◆ **Records excerpted from a collection**
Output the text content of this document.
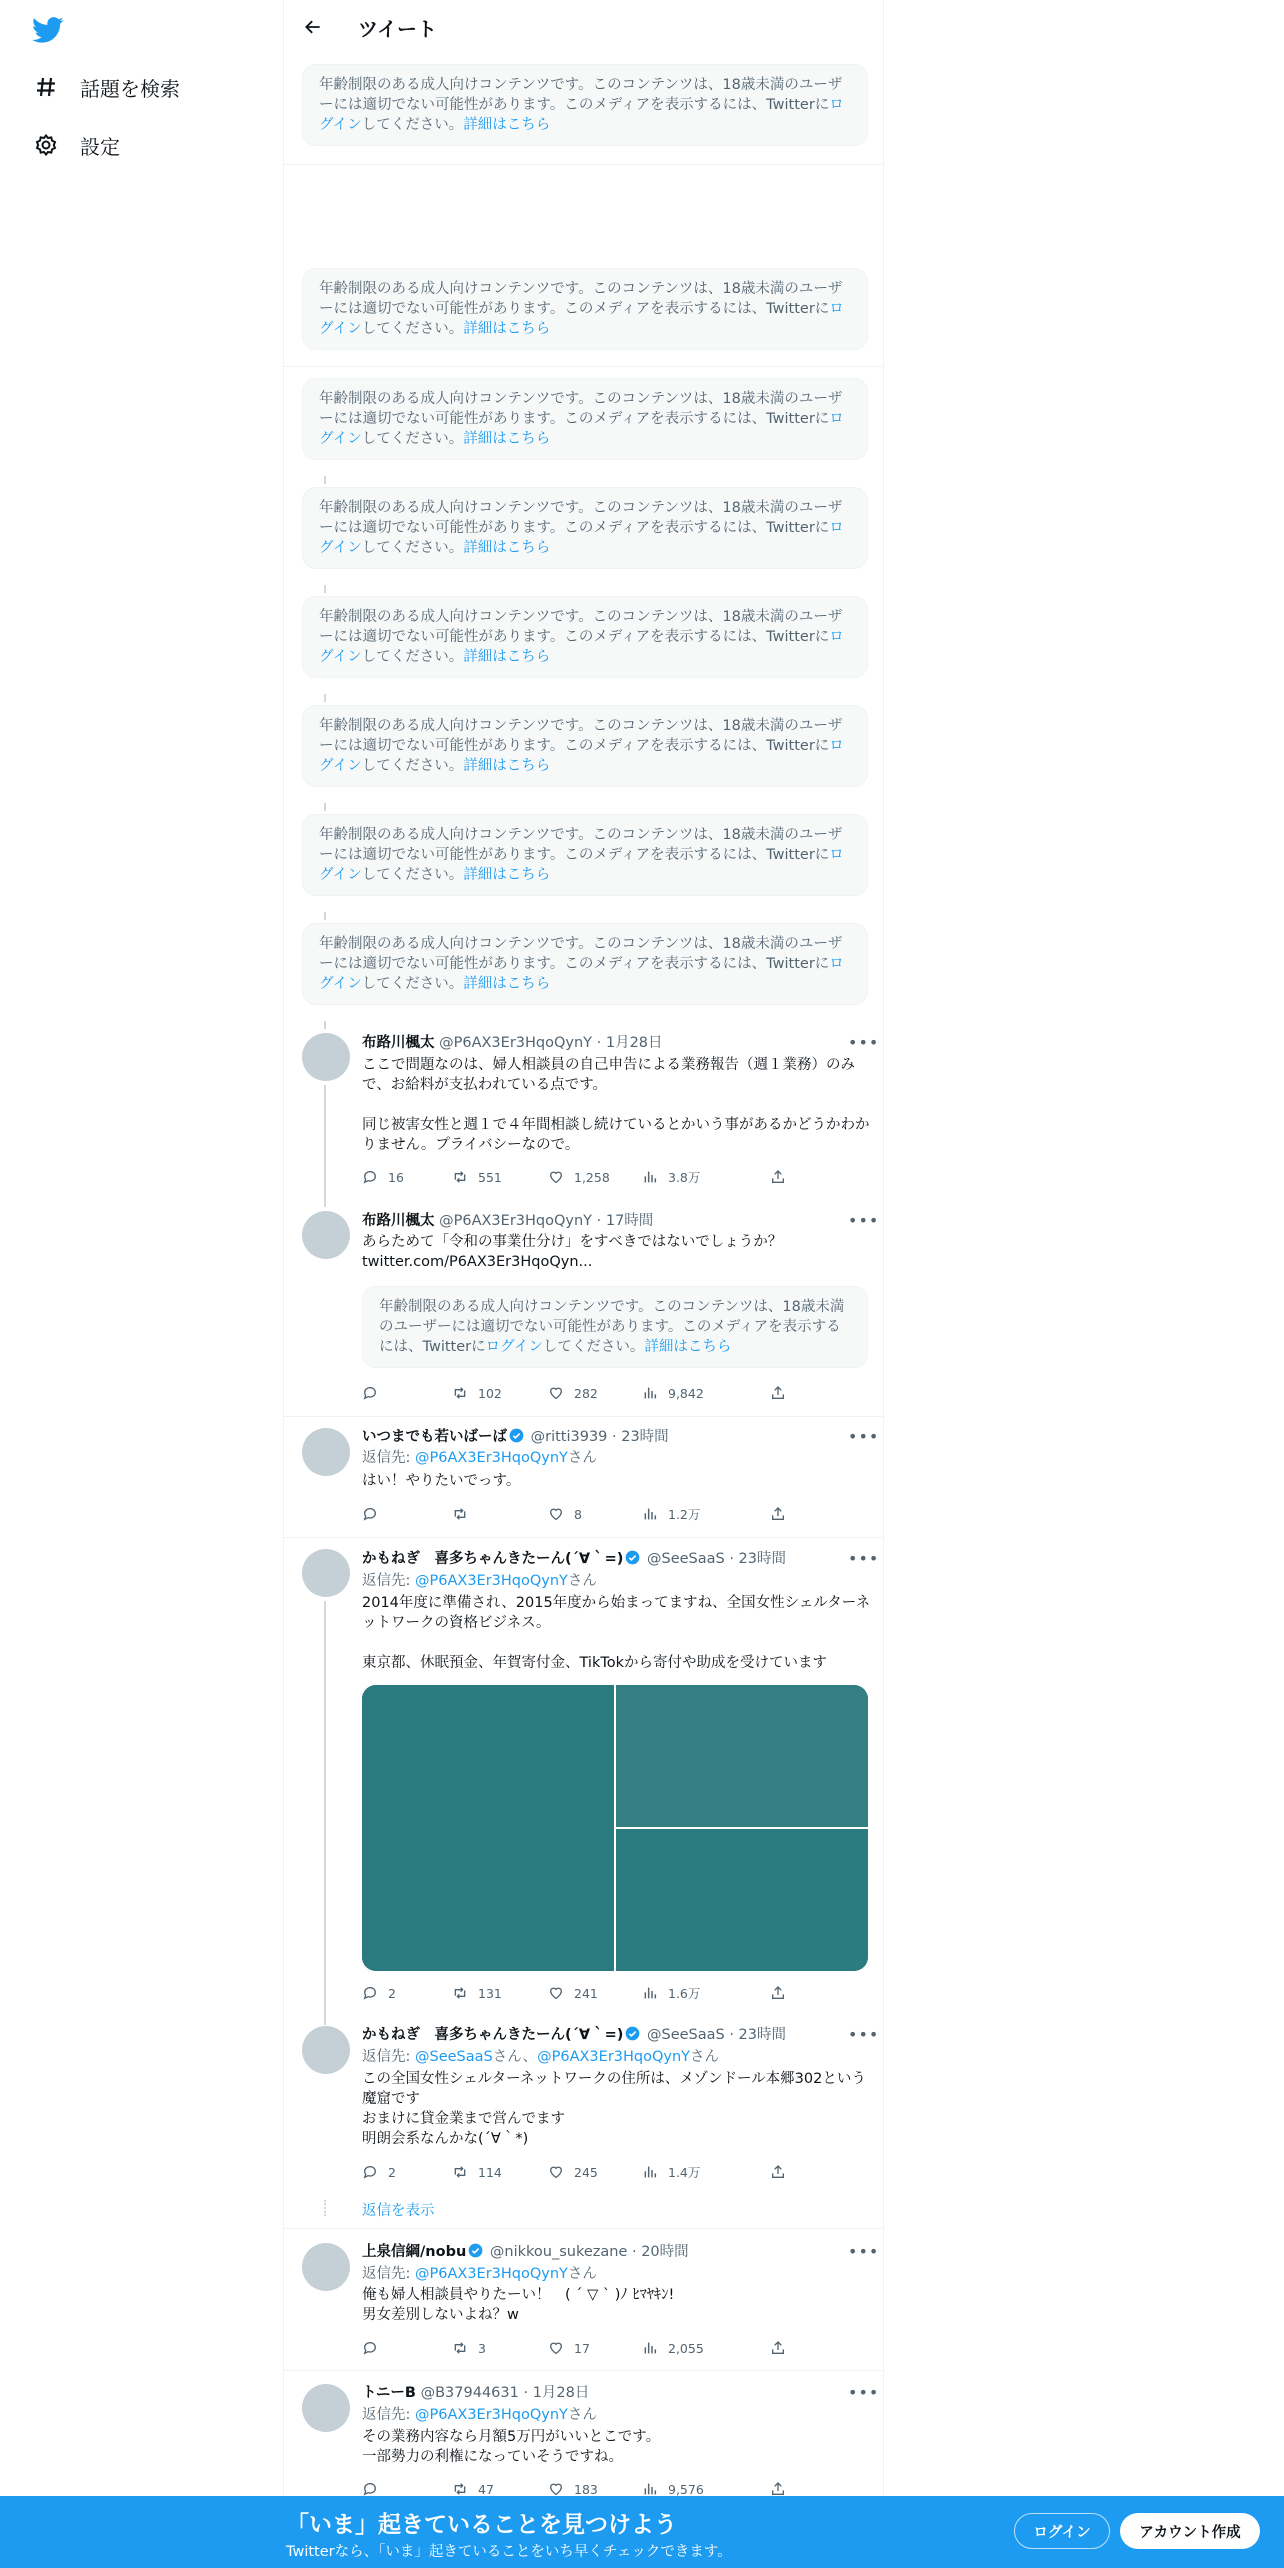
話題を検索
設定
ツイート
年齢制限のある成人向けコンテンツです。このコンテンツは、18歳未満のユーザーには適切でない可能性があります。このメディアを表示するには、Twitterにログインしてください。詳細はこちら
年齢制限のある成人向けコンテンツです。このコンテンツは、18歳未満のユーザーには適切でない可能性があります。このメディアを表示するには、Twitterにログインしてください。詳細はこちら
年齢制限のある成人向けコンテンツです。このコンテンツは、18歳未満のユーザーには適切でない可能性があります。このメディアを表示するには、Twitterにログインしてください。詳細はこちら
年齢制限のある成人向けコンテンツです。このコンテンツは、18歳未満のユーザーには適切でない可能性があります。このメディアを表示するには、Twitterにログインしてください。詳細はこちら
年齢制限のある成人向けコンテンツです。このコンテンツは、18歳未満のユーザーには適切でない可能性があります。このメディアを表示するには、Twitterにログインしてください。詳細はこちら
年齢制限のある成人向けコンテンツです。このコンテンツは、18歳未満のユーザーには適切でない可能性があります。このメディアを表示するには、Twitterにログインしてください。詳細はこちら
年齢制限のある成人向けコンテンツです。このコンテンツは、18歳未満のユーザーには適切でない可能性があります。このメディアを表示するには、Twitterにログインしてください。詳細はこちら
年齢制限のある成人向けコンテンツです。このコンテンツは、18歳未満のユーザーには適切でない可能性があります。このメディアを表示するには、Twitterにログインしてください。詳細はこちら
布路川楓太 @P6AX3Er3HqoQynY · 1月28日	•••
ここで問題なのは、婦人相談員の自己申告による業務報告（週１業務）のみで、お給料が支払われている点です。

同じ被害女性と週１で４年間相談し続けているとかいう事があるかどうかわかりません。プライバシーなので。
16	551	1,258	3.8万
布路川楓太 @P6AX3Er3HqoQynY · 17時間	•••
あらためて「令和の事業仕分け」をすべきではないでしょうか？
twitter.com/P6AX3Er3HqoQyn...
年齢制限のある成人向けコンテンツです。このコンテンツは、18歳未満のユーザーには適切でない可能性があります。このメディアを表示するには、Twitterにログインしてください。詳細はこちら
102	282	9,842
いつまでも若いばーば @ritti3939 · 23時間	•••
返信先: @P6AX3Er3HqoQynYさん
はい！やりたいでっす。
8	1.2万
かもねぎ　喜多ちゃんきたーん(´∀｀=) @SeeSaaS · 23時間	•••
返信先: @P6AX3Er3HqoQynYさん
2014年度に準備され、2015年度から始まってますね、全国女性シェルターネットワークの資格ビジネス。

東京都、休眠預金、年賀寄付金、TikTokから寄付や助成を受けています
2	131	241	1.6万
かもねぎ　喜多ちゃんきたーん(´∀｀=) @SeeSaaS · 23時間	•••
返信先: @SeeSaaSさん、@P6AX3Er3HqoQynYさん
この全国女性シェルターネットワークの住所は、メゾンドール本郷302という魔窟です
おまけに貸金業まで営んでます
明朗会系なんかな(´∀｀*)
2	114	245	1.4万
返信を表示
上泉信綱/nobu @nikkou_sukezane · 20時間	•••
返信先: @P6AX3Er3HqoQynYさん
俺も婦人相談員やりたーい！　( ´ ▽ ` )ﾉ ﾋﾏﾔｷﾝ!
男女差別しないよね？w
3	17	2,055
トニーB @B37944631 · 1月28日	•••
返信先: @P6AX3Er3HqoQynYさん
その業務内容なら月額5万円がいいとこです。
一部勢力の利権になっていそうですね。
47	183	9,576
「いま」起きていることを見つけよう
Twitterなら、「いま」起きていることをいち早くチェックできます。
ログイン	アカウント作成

◆ **What is being asked**
Repeat all the data as it stands, dropping any images it holds.

◆ **Result of this task**
Output the text content of this document.
話題を検索
設定
ツイート
年齢制限のある成人向けコンテンツです。このコンテンツは、18歳未満のユーザーには適切でない可能性があります。このメディアを表示するには、Twitterにログインしてください。詳細はこちら
年齢制限のある成人向けコンテンツです。このコンテンツは、18歳未満のユーザーには適切でない可能性があります。このメディアを表示するには、Twitterにログインしてください。詳細はこちら
年齢制限のある成人向けコンテンツです。このコンテンツは、18歳未満のユーザーには適切でない可能性があります。このメディアを表示するには、Twitterにログインしてください。詳細はこちら
年齢制限のある成人向けコンテンツです。このコンテンツは、18歳未満のユーザーには適切でない可能性があります。このメディアを表示するには、Twitterにログインしてください。詳細はこちら
年齢制限のある成人向けコンテンツです。このコンテンツは、18歳未満のユーザーには適切でない可能性があります。このメディアを表示するには、Twitterにログインしてください。詳細はこちら
年齢制限のある成人向けコンテンツです。このコンテンツは、18歳未満のユーザーには適切でない可能性があります。このメディアを表示するには、Twitterにログインしてください。詳細はこちら
年齢制限のある成人向けコンテンツです。このコンテンツは、18歳未満のユーザーには適切でない可能性があります。このメディアを表示するには、Twitterにログインしてください。詳細はこちら
年齢制限のある成人向けコンテンツです。このコンテンツは、18歳未満のユーザーには適切でない可能性があります。このメディアを表示するには、Twitterにログインしてください。詳細はこちら
布路川楓太 @P6AX3Er3HqoQynY · 1月28日	•••
ここで問題なのは、婦人相談員の自己申告による業務報告（週１業務）のみで、お給料が支払われている点です。

同じ被害女性と週１で４年間相談し続けているとかいう事があるかどうかわかりません。プライバシーなので。
16	551	1,258	3.8万
布路川楓太 @P6AX3Er3HqoQynY · 17時間	•••
あらためて「令和の事業仕分け」をすべきではないでしょうか？
twitter.com/P6AX3Er3HqoQyn...
年齢制限のある成人向けコンテンツです。このコンテンツは、18歳未満のユーザーには適切でない可能性があります。このメディアを表示するには、Twitterにログインしてください。詳細はこちら
102	282	9,842
いつまでも若いばーば @ritti3939 · 23時間	•••
返信先: @P6AX3Er3HqoQynYさん
はい！やりたいでっす。
8	1.2万
かもねぎ　喜多ちゃんきたーん(´∀｀=) @SeeSaaS · 23時間	•••
返信先: @P6AX3Er3HqoQynYさん
2014年度に準備され、2015年度から始まってますね、全国女性シェルターネットワークの資格ビジネス。

東京都、休眠預金、年賀寄付金、TikTokから寄付や助成を受けています
2	131	241	1.6万
かもねぎ　喜多ちゃんきたーん(´∀｀=) @SeeSaaS · 23時間	•••
返信先: @SeeSaaSさん、@P6AX3Er3HqoQynYさん
この全国女性シェルターネットワークの住所は、メゾンドール本郷302という魔窟です
おまけに貸金業まで営んでます
明朗会系なんかな(´∀｀*)
2	114	245	1.4万
返信を表示
上泉信綱/nobu @nikkou_sukezane · 20時間	•••
返信先: @P6AX3Er3HqoQynYさん
俺も婦人相談員やりたーい！　( ´ ▽ ` )ﾉ ﾋﾏﾔｷﾝ!
男女差別しないよね？w
3	17	2,055
トニーB @B37944631 · 1月28日	•••
返信先: @P6AX3Er3HqoQynYさん
その業務内容なら月額5万円がいいとこです。
一部勢力の利権になっていそうですね。
47	183	9,576
「いま」起きていることを見つけよう
Twitterなら、「いま」起きていることをいち早くチェックできます。
ログイン	アカウント作成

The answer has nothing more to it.